[Task brief]: Which lines contain the word "Demo"? Return each of them as written.

[Entries supplied]:
* start *
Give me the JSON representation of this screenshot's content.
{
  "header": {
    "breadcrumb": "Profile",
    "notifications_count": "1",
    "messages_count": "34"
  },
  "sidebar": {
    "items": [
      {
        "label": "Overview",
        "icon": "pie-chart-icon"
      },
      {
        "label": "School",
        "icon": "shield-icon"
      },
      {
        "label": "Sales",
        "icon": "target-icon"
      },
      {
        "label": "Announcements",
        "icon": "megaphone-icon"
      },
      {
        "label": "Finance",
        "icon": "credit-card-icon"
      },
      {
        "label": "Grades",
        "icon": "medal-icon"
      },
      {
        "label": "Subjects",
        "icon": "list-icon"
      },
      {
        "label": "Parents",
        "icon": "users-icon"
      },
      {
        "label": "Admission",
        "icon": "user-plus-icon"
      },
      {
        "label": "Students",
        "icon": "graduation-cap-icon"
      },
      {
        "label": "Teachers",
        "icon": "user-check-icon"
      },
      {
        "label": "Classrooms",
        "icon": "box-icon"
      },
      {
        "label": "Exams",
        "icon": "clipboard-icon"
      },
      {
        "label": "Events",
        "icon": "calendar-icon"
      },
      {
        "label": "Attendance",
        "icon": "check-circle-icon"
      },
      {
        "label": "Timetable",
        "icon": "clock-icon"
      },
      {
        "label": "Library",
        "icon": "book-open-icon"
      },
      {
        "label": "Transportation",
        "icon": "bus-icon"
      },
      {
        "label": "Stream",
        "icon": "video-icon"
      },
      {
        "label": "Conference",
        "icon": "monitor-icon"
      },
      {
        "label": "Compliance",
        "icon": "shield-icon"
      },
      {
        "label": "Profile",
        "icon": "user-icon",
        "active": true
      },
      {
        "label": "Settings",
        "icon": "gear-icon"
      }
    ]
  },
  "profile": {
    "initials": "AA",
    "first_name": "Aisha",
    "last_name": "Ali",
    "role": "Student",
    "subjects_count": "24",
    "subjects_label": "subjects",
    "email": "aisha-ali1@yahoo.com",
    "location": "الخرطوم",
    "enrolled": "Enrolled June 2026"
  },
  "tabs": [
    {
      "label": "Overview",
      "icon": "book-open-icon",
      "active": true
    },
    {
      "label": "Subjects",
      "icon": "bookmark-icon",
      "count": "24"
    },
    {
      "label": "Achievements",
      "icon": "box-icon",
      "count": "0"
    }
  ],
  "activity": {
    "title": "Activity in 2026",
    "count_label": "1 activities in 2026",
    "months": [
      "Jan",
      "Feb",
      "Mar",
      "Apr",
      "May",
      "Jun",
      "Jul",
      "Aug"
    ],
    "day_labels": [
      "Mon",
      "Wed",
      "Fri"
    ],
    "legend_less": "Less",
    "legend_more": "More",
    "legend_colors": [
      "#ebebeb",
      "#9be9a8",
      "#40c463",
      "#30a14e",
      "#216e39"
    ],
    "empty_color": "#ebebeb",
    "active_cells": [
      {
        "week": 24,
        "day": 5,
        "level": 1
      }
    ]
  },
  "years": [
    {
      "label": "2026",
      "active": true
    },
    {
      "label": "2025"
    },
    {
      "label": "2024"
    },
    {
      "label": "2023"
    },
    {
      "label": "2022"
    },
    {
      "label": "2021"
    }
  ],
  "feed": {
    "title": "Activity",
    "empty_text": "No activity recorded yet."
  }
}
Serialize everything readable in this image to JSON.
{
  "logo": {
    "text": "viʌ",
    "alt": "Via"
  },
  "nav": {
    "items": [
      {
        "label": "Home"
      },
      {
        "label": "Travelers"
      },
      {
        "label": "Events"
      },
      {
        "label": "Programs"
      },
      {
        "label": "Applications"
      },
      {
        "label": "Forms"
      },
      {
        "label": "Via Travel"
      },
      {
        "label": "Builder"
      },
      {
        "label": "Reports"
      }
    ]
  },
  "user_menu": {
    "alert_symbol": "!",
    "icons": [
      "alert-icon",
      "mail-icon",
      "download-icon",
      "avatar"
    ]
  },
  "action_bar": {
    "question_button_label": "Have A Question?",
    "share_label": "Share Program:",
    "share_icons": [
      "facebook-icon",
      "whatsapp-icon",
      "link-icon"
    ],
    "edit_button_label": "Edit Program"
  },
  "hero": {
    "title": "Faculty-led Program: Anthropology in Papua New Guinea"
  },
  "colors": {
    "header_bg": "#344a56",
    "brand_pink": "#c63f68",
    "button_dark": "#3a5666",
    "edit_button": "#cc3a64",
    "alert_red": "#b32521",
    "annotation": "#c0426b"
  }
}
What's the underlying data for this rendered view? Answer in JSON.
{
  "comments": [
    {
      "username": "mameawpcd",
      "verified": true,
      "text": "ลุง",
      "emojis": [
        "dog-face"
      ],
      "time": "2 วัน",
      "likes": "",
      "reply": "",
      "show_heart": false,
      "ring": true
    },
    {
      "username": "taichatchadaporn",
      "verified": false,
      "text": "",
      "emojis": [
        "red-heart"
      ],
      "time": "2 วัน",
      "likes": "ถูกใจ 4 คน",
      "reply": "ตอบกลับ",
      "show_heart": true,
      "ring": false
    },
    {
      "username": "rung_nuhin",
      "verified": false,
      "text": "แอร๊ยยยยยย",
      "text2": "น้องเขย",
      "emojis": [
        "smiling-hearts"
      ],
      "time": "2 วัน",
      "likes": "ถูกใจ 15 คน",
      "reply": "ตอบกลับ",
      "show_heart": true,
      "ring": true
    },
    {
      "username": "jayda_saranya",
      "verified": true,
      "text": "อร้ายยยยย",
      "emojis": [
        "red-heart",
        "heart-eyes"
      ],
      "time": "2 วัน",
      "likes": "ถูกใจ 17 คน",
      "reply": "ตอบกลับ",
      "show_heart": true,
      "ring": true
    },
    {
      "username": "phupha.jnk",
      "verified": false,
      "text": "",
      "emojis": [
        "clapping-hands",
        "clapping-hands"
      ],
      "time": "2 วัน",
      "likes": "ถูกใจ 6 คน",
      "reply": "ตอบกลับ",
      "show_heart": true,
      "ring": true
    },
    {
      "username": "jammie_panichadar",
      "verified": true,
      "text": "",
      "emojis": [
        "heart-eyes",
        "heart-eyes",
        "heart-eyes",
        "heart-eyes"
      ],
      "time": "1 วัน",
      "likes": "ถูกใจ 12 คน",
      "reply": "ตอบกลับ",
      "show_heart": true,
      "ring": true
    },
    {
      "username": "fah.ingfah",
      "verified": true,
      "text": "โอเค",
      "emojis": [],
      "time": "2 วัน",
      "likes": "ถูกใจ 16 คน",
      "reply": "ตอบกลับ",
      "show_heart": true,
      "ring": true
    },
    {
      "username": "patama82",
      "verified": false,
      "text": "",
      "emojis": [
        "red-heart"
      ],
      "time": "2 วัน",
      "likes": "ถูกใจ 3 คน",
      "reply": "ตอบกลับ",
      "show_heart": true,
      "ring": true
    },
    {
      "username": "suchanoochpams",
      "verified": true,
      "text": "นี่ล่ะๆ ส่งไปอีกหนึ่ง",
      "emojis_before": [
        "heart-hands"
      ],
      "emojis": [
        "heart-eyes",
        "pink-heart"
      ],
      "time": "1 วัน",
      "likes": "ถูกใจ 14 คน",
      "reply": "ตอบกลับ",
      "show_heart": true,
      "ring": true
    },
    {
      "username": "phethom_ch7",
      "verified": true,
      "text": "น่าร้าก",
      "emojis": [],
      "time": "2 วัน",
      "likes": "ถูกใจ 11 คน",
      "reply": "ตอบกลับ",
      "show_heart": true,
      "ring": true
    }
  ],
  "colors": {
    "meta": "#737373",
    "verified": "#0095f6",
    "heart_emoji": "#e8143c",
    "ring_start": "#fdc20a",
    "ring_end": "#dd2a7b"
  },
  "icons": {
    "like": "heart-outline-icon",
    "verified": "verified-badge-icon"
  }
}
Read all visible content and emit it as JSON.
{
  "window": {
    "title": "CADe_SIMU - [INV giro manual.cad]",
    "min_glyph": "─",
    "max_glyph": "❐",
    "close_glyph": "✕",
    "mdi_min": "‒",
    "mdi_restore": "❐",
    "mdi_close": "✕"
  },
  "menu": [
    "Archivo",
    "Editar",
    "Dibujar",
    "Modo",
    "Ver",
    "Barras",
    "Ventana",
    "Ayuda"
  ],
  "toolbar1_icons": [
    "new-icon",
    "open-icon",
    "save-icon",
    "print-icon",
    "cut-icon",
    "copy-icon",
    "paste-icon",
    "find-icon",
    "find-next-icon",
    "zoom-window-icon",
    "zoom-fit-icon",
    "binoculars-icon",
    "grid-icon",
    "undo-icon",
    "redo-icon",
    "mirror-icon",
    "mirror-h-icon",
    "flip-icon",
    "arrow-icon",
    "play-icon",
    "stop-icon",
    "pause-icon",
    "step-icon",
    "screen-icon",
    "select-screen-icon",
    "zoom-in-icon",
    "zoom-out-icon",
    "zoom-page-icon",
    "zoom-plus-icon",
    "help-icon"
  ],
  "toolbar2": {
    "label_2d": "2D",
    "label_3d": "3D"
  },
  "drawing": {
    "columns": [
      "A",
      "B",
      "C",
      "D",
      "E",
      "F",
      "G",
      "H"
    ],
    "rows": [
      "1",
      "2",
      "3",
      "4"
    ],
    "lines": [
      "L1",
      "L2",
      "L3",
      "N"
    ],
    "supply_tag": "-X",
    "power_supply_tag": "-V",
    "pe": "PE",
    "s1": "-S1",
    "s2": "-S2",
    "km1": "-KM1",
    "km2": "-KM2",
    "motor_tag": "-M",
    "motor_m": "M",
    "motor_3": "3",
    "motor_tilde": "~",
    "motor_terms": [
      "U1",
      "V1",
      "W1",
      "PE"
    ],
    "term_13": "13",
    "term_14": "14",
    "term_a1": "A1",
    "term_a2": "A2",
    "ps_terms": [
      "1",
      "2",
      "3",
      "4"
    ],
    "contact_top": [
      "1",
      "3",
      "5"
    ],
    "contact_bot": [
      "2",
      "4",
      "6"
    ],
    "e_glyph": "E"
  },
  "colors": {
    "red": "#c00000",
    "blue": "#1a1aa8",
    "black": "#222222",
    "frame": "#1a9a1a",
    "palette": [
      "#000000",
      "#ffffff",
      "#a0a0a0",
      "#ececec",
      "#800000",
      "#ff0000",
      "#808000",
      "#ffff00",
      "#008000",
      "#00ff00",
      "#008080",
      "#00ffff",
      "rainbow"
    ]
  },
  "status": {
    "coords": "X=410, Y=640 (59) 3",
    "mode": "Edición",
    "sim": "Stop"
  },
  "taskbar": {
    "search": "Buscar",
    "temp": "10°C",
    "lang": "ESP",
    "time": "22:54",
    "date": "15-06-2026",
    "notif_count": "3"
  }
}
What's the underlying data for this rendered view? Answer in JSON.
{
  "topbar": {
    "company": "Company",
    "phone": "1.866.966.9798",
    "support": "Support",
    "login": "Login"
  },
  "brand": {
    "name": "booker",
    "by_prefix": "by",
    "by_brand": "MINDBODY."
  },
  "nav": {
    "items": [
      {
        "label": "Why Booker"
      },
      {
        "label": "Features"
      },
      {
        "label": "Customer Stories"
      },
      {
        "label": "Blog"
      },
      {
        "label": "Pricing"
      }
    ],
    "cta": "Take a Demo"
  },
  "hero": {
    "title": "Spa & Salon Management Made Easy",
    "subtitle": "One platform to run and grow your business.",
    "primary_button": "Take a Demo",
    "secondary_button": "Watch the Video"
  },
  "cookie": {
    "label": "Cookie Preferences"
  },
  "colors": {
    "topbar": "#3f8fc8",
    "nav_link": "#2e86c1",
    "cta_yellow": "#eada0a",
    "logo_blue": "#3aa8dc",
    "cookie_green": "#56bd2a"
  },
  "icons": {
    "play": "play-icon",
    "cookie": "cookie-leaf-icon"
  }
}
* end *
[Written answer]:
    "cta": "Take a Demo"
    "primary_button": "Take a Demo",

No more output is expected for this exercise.